> [Goal of the exercise]:
Reproduce the data in its entirety, exactly as supplied.
+++ Data shown
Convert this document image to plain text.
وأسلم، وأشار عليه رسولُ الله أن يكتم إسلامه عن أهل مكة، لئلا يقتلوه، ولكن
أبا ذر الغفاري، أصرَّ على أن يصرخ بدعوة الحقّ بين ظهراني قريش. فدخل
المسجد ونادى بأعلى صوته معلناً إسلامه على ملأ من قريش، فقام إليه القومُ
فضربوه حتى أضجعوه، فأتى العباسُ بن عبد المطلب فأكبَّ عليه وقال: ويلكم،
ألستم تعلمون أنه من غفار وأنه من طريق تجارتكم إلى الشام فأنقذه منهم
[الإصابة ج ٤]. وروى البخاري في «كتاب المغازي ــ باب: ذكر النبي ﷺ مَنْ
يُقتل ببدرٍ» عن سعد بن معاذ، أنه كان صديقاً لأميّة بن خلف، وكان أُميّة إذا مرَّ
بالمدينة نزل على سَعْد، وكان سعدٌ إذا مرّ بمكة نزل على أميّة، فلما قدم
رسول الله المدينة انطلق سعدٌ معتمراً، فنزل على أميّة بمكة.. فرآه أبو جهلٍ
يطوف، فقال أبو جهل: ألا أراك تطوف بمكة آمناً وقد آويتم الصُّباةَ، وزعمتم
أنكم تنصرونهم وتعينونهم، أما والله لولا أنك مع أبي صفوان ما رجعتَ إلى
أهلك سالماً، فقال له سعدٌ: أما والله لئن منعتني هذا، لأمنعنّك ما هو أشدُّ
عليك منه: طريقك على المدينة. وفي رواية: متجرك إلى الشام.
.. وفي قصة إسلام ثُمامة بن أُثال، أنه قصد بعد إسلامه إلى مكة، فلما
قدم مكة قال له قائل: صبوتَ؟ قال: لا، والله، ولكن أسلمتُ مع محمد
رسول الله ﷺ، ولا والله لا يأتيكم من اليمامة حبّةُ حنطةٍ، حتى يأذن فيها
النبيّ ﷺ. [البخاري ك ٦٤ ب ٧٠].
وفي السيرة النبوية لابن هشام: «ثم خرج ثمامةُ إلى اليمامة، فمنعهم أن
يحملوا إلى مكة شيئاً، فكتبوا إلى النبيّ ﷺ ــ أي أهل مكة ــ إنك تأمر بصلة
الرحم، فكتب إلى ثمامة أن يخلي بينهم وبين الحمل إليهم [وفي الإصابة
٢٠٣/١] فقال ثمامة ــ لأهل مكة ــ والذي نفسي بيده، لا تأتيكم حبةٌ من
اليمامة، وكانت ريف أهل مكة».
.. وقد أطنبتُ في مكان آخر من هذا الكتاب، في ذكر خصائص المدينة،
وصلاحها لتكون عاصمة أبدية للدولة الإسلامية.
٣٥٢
++++++
> [Exercise result]:
Convert this document image to plain text.
وأسلم، وأشار عليه رسولُ الله أن يكتم إسلامه عن أهل مكة، لئلا يقتلوه، ولكن
أبا ذر الغفاري، أصرَّ على أن يصرخ بدعوة الحقّ بين ظهراني قريش. فدخل
المسجد ونادى بأعلى صوته معلناً إسلامه على ملأ من قريش، فقام إليه القومُ
فضربوه حتى أضجعوه، فأتى العباسُ بن عبد المطلب فأكبَّ عليه وقال: ويلكم،
ألستم تعلمون أنه من غفار وأنه من طريق تجارتكم إلى الشام فأنقذه منهم
[الإصابة ج ٤]. وروى البخاري في «كتاب المغازي ــ باب: ذكر النبي ﷺ مَنْ
يُقتل ببدرٍ» عن سعد بن معاذ، أنه كان صديقاً لأميّة بن خلف، وكان أُميّة إذا مرَّ
بالمدينة نزل على سَعْد، وكان سعدٌ إذا مرّ بمكة نزل على أميّة، فلما قدم
رسول الله المدينة انطلق سعدٌ معتمراً، فنزل على أميّة بمكة.. فرآه أبو جهلٍ
يطوف، فقال أبو جهل: ألا أراك تطوف بمكة آمناً وقد آويتم الصُّباةَ، وزعمتم
أنكم تنصرونهم وتعينونهم، أما والله لولا أنك مع أبي صفوان ما رجعتَ إلى
أهلك سالماً، فقال له سعدٌ: أما والله لئن منعتني هذا، لأمنعنّك ما هو أشدُّ
عليك منه: طريقك على المدينة. وفي رواية: متجرك إلى الشام.
.. وفي قصة إسلام ثُمامة بن أُثال، أنه قصد بعد إسلامه إلى مكة، فلما
قدم مكة قال له قائل: صبوتَ؟ قال: لا، والله، ولكن أسلمتُ مع محمد
رسول الله ﷺ، ولا والله لا يأتيكم من اليمامة حبّةُ حنطةٍ، حتى يأذن فيها
النبيّ ﷺ. [البخاري ك ٦٤ ب ٧٠].
وفي السيرة النبوية لابن هشام: «ثم خرج ثمامةُ إلى اليمامة، فمنعهم أن
يحملوا إلى مكة شيئاً، فكتبوا إلى النبيّ ﷺ ــ أي أهل مكة ــ إنك تأمر بصلة
الرحم، فكتب إلى ثمامة أن يخلي بينهم وبين الحمل إليهم [وفي الإصابة
٢٠٣/١] فقال ثمامة ــ لأهل مكة ــ والذي نفسي بيده، لا تأتيكم حبةٌ من
اليمامة، وكانت ريف أهل مكة».
.. وقد أطنبتُ في مكان آخر من هذا الكتاب، في ذكر خصائص المدينة،
وصلاحها لتكون عاصمة أبدية للدولة الإسلامية.
٣٥٢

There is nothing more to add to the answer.